- [STORED RECORDS]:
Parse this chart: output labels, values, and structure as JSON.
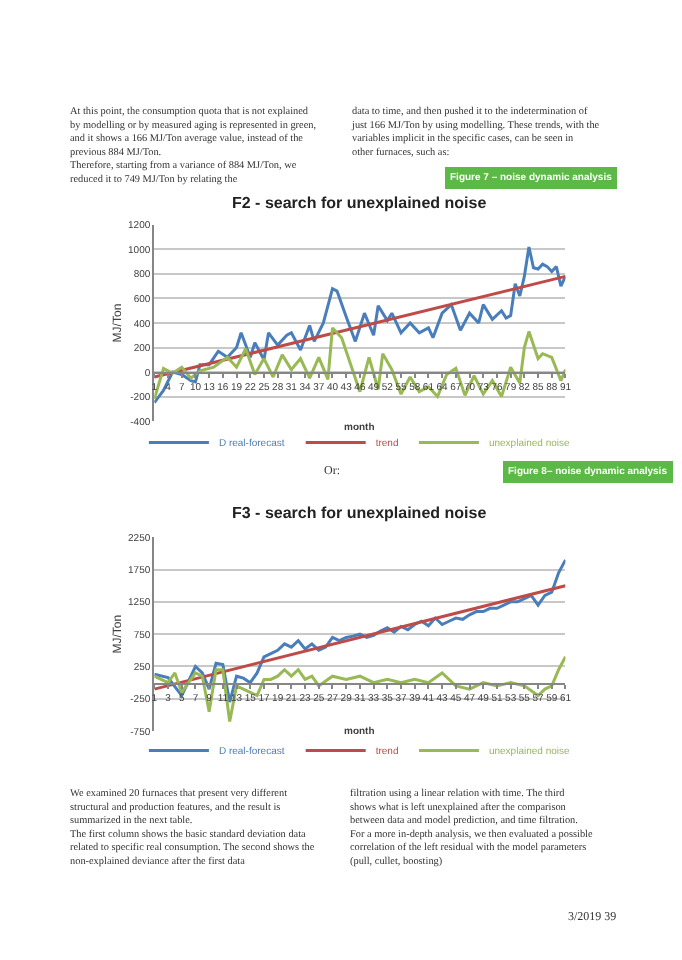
{
  "chart_data": [
    {
      "type": "line",
      "title": "F2 - search for unexplained noise",
      "xlabel": "month",
      "ylabel": "MJ/Ton",
      "xlim": [
        1,
        91
      ],
      "xticks": [
        1,
        4,
        7,
        10,
        13,
        16,
        19,
        22,
        25,
        28,
        31,
        34,
        37,
        40,
        43,
        46,
        49,
        52,
        55,
        58,
        61,
        64,
        67,
        70,
        73,
        76,
        79,
        82,
        85,
        88,
        91
      ],
      "ylim": [
        -400,
        1200
      ],
      "yticks": [
        -400,
        -200,
        0,
        200,
        400,
        600,
        800,
        1000,
        1200
      ],
      "grid": "y",
      "legend": "bottom",
      "marker": "none",
      "line_style": "solid",
      "annotations": [
        "At this point, the consumption quota that is not explained by modelling or by measured aging is represented in green, and it shows a 166 MJ/Ton average value, instead of the previous 884 MJ/Ton.\nTherefore, starting from a variance of 884 MJ/Ton, we reduced it to 749 MJ/Ton by relating the",
        "data to time, and then pushed it to the indetermination of just 166 MJ/Ton by using modelling. These trends, with the variables implicit in the specific cases, can be seen in other furnaces, such as:",
        "Figure 7 – noise dynamic analysis"
      ],
      "series": [
        {
          "name": "D real-forecast",
          "color": "#4a7ebb",
          "x": [
            1,
            3,
            5,
            7,
            9,
            10,
            11,
            13,
            15,
            17,
            19,
            20,
            22,
            23,
            25,
            26,
            28,
            30,
            31,
            33,
            35,
            36,
            38,
            40,
            41,
            43,
            45,
            47,
            49,
            50,
            52,
            53,
            55,
            57,
            59,
            61,
            62,
            64,
            66,
            68,
            70,
            72,
            73,
            75,
            77,
            78,
            79,
            80,
            81,
            82,
            83,
            84,
            85,
            86,
            87,
            88,
            89,
            90,
            91
          ],
          "values": [
            -250,
            -150,
            0,
            -20,
            -70,
            -80,
            60,
            60,
            170,
            120,
            200,
            320,
            120,
            240,
            100,
            320,
            220,
            300,
            320,
            180,
            380,
            250,
            400,
            680,
            660,
            450,
            250,
            480,
            300,
            540,
            420,
            480,
            320,
            400,
            320,
            360,
            280,
            480,
            550,
            340,
            480,
            400,
            550,
            430,
            500,
            440,
            460,
            720,
            620,
            780,
            1020,
            850,
            840,
            880,
            860,
            820,
            860,
            700,
            780
          ]
        },
        {
          "name": "trend",
          "color": "#be4b48",
          "x": [
            1,
            91
          ],
          "values": [
            -40,
            780
          ]
        },
        {
          "name": "unexplained noise",
          "color": "#98b954",
          "x": [
            1,
            3,
            5,
            7,
            9,
            11,
            14,
            17,
            19,
            21,
            23,
            25,
            27,
            29,
            31,
            33,
            35,
            37,
            39,
            40,
            42,
            44,
            46,
            48,
            50,
            51,
            53,
            55,
            57,
            59,
            61,
            63,
            65,
            67,
            69,
            71,
            73,
            75,
            77,
            79,
            81,
            82,
            83,
            85,
            86,
            88,
            90,
            91
          ],
          "values": [
            -220,
            30,
            -10,
            40,
            -50,
            10,
            40,
            120,
            40,
            190,
            -20,
            110,
            -40,
            140,
            20,
            110,
            -50,
            120,
            -60,
            360,
            280,
            60,
            -160,
            120,
            -140,
            150,
            20,
            -180,
            -40,
            -160,
            -120,
            -200,
            -20,
            30,
            -190,
            -30,
            -180,
            -70,
            -200,
            40,
            -90,
            200,
            330,
            110,
            150,
            120,
            -70,
            20
          ]
        }
      ]
    },
    {
      "type": "line",
      "title": "F3 - search for unexplained noise",
      "xlabel": "month",
      "ylabel": "MJ/Ton",
      "xlim": [
        1,
        61
      ],
      "xticks": [
        1,
        3,
        5,
        7,
        9,
        11,
        13,
        15,
        17,
        19,
        21,
        23,
        25,
        27,
        29,
        31,
        33,
        35,
        37,
        39,
        41,
        43,
        45,
        47,
        49,
        51,
        53,
        55,
        57,
        59,
        61
      ],
      "ylim": [
        -750,
        2250
      ],
      "yticks": [
        -750,
        -250,
        250,
        750,
        1250,
        1750,
        2250
      ],
      "grid": "y",
      "legend": "bottom",
      "marker": "none",
      "line_style": "solid",
      "annotations": [
        "Or:",
        "Figure 8– noise dynamic analysis",
        "We examined 20 furnaces that present very different structural and production features, and the result is summarized in the next table.\nThe first column shows the basic standard deviation data related to specific real consumption. The second shows the non-explained deviance after the first data",
        "filtration using a linear relation with time. The third shows what is left unexplained after the comparison between data and model prediction, and time filtration.\nFor a more in-depth analysis, we then evaluated a possible correlation of the left residual with the model parameters (pull, cullet, boosting)",
        "3/2019 39"
      ],
      "series": [
        {
          "name": "D real-forecast",
          "color": "#4a7ebb",
          "x": [
            1,
            3,
            5,
            7,
            8,
            9,
            10,
            11,
            12,
            13,
            14,
            15,
            16,
            17,
            18,
            19,
            20,
            21,
            22,
            23,
            24,
            25,
            26,
            27,
            28,
            29,
            30,
            31,
            32,
            33,
            34,
            35,
            36,
            37,
            38,
            39,
            40,
            41,
            42,
            43,
            44,
            45,
            46,
            47,
            48,
            49,
            50,
            51,
            52,
            53,
            54,
            55,
            56,
            57,
            58,
            59,
            60,
            61
          ],
          "values": [
            130,
            80,
            -200,
            250,
            150,
            -100,
            300,
            280,
            -300,
            100,
            70,
            0,
            150,
            400,
            450,
            500,
            600,
            550,
            650,
            520,
            600,
            500,
            550,
            700,
            650,
            700,
            720,
            750,
            700,
            730,
            800,
            850,
            780,
            870,
            820,
            900,
            950,
            880,
            1000,
            900,
            950,
            1000,
            980,
            1050,
            1100,
            1100,
            1150,
            1150,
            1200,
            1250,
            1250,
            1300,
            1350,
            1200,
            1350,
            1400,
            1700,
            1900
          ]
        },
        {
          "name": "trend",
          "color": "#be4b48",
          "x": [
            1,
            61
          ],
          "values": [
            -100,
            1500
          ]
        },
        {
          "name": "unexplained noise",
          "color": "#98b954",
          "x": [
            1,
            3,
            4,
            5,
            7,
            8,
            9,
            10,
            11,
            12,
            13,
            14,
            15,
            16,
            17,
            18,
            19,
            20,
            21,
            22,
            23,
            24,
            25,
            27,
            29,
            31,
            33,
            35,
            37,
            39,
            41,
            43,
            45,
            47,
            49,
            51,
            53,
            55,
            57,
            58,
            59,
            60,
            61
          ],
          "values": [
            100,
            0,
            150,
            -150,
            150,
            100,
            -450,
            200,
            200,
            -600,
            -50,
            -100,
            -150,
            -200,
            50,
            50,
            100,
            200,
            100,
            200,
            50,
            100,
            -50,
            100,
            50,
            100,
            0,
            50,
            0,
            50,
            0,
            150,
            -50,
            -100,
            0,
            -50,
            0,
            -50,
            -200,
            -100,
            -50,
            200,
            400
          ]
        }
      ]
    }
  ]
}
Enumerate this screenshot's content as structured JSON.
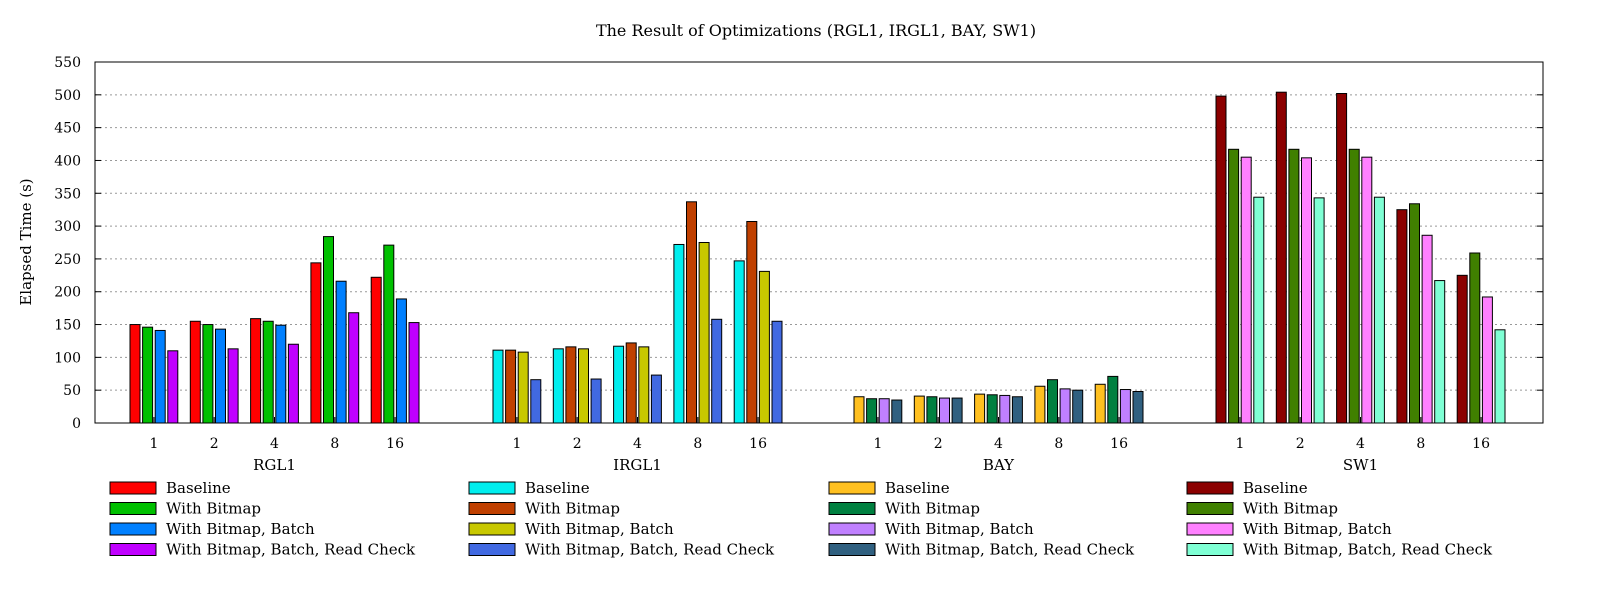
{
  "chart_data": {
    "type": "bar",
    "title": "The Result of Optimizations (RGL1, IRGL1, BAY, SW1)",
    "xlabel": "",
    "ylabel": "Elapsed Time (s)",
    "ylim": [
      0,
      550
    ],
    "yticks": [
      0,
      50,
      100,
      150,
      200,
      250,
      300,
      350,
      400,
      450,
      500,
      550
    ],
    "grid": "horizontal-dotted",
    "categories": [
      "1",
      "2",
      "4",
      "8",
      "16"
    ],
    "legend_position": "bottom",
    "groups": [
      {
        "name": "RGL1",
        "series": [
          {
            "name": "Baseline",
            "color": "#ff0000",
            "values": [
              150,
              155,
              159,
              244,
              222
            ]
          },
          {
            "name": "With Bitmap",
            "color": "#00c000",
            "values": [
              146,
              150,
              155,
              284,
              271
            ]
          },
          {
            "name": "With Bitmap, Batch",
            "color": "#0080ff",
            "values": [
              141,
              143,
              149,
              216,
              189
            ]
          },
          {
            "name": "With Bitmap, Batch, Read Check",
            "color": "#c000ff",
            "values": [
              110,
              113,
              120,
              168,
              153
            ]
          }
        ]
      },
      {
        "name": "IRGL1",
        "series": [
          {
            "name": "Baseline",
            "color": "#00eeee",
            "values": [
              111,
              113,
              117,
              272,
              247
            ]
          },
          {
            "name": "With Bitmap",
            "color": "#c04000",
            "values": [
              111,
              116,
              122,
              337,
              307
            ]
          },
          {
            "name": "With Bitmap, Batch",
            "color": "#c8c800",
            "values": [
              108,
              113,
              116,
              275,
              231
            ]
          },
          {
            "name": "With Bitmap, Batch, Read Check",
            "color": "#4169e1",
            "values": [
              66,
              67,
              73,
              158,
              155
            ]
          }
        ]
      },
      {
        "name": "BAY",
        "series": [
          {
            "name": "Baseline",
            "color": "#ffc020",
            "values": [
              40,
              41,
              44,
              56,
              59
            ]
          },
          {
            "name": "With Bitmap",
            "color": "#008040",
            "values": [
              37,
              40,
              43,
              66,
              71
            ]
          },
          {
            "name": "With Bitmap, Batch",
            "color": "#c080ff",
            "values": [
              37,
              38,
              42,
              52,
              51
            ]
          },
          {
            "name": "With Bitmap, Batch, Read Check",
            "color": "#306080",
            "values": [
              35,
              38,
              40,
              50,
              48
            ]
          }
        ]
      },
      {
        "name": "SW1",
        "series": [
          {
            "name": "Baseline",
            "color": "#8b0000",
            "values": [
              498,
              504,
              502,
              325,
              225
            ]
          },
          {
            "name": "With Bitmap",
            "color": "#408000",
            "values": [
              417,
              417,
              417,
              334,
              259
            ]
          },
          {
            "name": "With Bitmap, Batch",
            "color": "#ff80ff",
            "values": [
              405,
              404,
              405,
              286,
              192
            ]
          },
          {
            "name": "With Bitmap, Batch, Read Check",
            "color": "#7fffd4",
            "values": [
              344,
              343,
              344,
              217,
              142
            ]
          }
        ]
      }
    ]
  }
}
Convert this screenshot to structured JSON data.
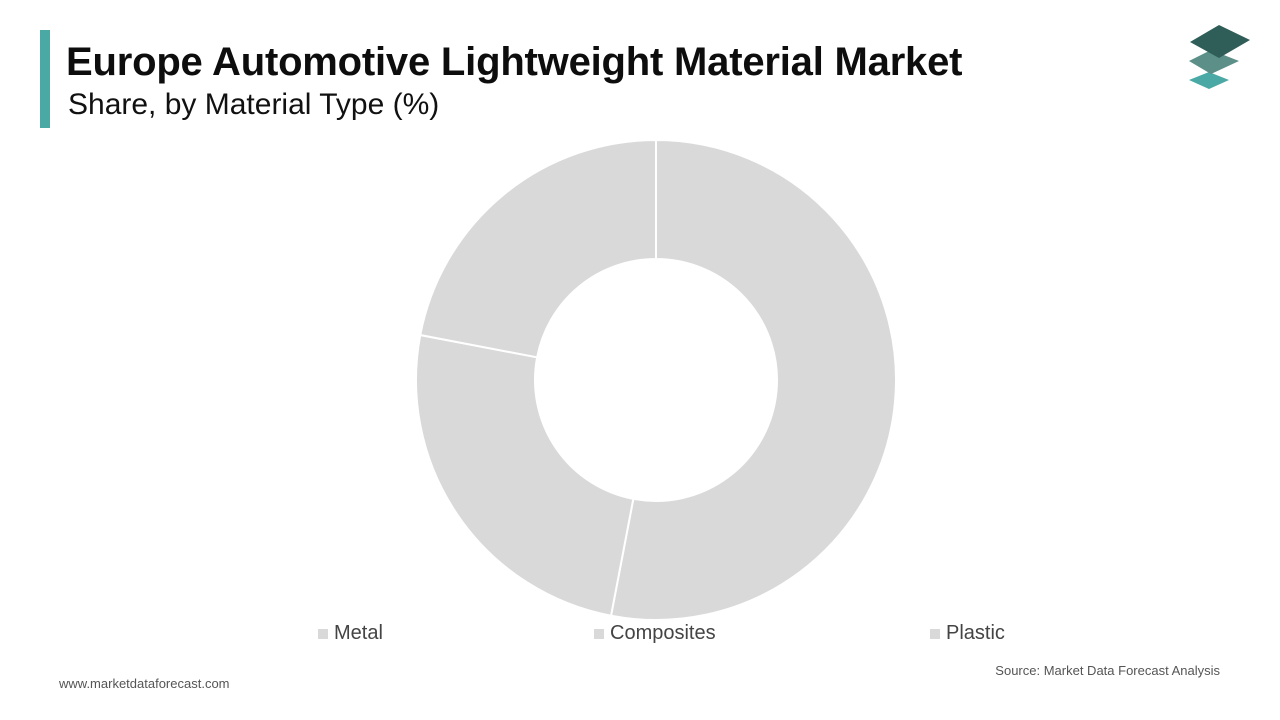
{
  "header": {
    "title": "Europe Automotive Lightweight Material Market",
    "subtitle": "Share, by Material Type (%)"
  },
  "colors": {
    "accent": "#4aa9a4",
    "slice_fill": "#d9d9d9",
    "slice_stroke": "#ffffff",
    "logo_dark": "#2f5e58",
    "logo_mid": "#5b8f88",
    "logo_light": "#4aa9a4"
  },
  "logo": {
    "icon": "stacked-layers-icon"
  },
  "chart_data": {
    "type": "pie",
    "variant": "donut",
    "categories": [
      "Metal",
      "Composites",
      "Plastic"
    ],
    "values": [
      53,
      25,
      22
    ],
    "unit": "%",
    "legend_position": "bottom"
  },
  "footer": {
    "url": "www.marketdataforecast.com",
    "source": "Source: Market Data Forecast Analysis"
  }
}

- [EXERCISE DESCRIPTION]: Read the data above. Pull out each line in which the string "using" appears.

- [ANSWER FOR THIS EXERCISE]:
        "data to time, and then pushed it to the indetermination of just 166 MJ/Ton by using modelling. These trends, with the variables implicit in the specific cases, can be seen in other furnaces, such as:",
        "filtration using a linear relation with time. The third shows what is left unexplained after the comparison between data and model prediction, and time filtration.\nFor a more in-depth analysis, we then evaluated a possible correlation of the left residual with the model parameters (pull, cullet, boosting)",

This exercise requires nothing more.